(Records from a collection)

-- Start --

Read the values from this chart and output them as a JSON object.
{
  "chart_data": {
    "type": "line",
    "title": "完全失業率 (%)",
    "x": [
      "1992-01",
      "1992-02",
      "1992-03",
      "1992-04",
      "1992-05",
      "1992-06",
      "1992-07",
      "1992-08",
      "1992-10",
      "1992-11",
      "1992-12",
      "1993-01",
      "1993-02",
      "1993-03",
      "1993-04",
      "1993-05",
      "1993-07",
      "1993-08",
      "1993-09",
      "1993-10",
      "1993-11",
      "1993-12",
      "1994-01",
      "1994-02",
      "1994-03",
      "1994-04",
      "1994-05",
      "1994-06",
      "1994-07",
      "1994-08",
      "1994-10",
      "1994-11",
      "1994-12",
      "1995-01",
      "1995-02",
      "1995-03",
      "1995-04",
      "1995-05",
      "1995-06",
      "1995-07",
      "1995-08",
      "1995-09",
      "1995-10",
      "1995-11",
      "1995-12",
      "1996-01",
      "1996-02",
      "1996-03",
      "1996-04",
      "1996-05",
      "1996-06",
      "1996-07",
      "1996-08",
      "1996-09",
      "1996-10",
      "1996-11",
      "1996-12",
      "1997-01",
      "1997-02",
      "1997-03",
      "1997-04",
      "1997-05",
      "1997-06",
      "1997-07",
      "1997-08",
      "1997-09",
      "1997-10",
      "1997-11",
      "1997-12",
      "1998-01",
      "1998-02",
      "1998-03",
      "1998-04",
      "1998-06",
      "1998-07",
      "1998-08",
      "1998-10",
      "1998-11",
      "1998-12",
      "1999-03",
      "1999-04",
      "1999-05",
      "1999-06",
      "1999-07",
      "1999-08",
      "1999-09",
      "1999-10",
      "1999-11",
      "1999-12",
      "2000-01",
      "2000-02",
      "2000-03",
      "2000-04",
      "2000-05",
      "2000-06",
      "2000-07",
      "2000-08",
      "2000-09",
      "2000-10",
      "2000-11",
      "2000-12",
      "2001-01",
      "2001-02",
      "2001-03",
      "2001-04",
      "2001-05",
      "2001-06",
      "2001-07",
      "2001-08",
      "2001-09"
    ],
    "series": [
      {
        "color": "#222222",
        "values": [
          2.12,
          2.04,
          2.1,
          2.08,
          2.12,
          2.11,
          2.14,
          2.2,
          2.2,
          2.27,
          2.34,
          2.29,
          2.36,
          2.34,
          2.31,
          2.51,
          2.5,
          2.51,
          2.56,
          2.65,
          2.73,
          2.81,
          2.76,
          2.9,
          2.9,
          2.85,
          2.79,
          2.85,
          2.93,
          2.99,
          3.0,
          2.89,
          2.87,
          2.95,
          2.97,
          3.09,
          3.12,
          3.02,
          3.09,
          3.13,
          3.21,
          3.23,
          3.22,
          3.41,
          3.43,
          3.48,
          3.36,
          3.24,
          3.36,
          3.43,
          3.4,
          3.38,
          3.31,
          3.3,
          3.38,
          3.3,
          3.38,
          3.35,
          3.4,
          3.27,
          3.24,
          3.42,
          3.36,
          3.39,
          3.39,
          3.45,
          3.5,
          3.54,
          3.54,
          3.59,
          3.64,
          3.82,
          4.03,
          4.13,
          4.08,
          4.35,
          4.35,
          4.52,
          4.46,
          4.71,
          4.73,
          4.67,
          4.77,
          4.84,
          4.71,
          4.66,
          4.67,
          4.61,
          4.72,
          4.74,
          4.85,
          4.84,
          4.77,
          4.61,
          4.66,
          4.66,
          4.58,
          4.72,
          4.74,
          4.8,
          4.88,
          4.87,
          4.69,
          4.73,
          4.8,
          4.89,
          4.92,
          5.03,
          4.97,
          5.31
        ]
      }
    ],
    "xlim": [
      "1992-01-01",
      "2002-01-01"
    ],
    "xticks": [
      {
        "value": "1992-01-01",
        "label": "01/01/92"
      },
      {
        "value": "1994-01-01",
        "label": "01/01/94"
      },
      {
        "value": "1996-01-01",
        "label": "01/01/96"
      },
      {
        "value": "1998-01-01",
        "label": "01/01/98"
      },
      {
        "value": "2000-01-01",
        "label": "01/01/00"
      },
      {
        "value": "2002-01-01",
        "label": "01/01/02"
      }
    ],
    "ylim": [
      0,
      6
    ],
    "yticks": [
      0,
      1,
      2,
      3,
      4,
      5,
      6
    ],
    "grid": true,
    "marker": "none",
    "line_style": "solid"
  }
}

-- End --

What this task involves: Go through the records and show every line with the string "values" in it.

Response:
Read the values from this chart and output them as a JSON object.
        "values": [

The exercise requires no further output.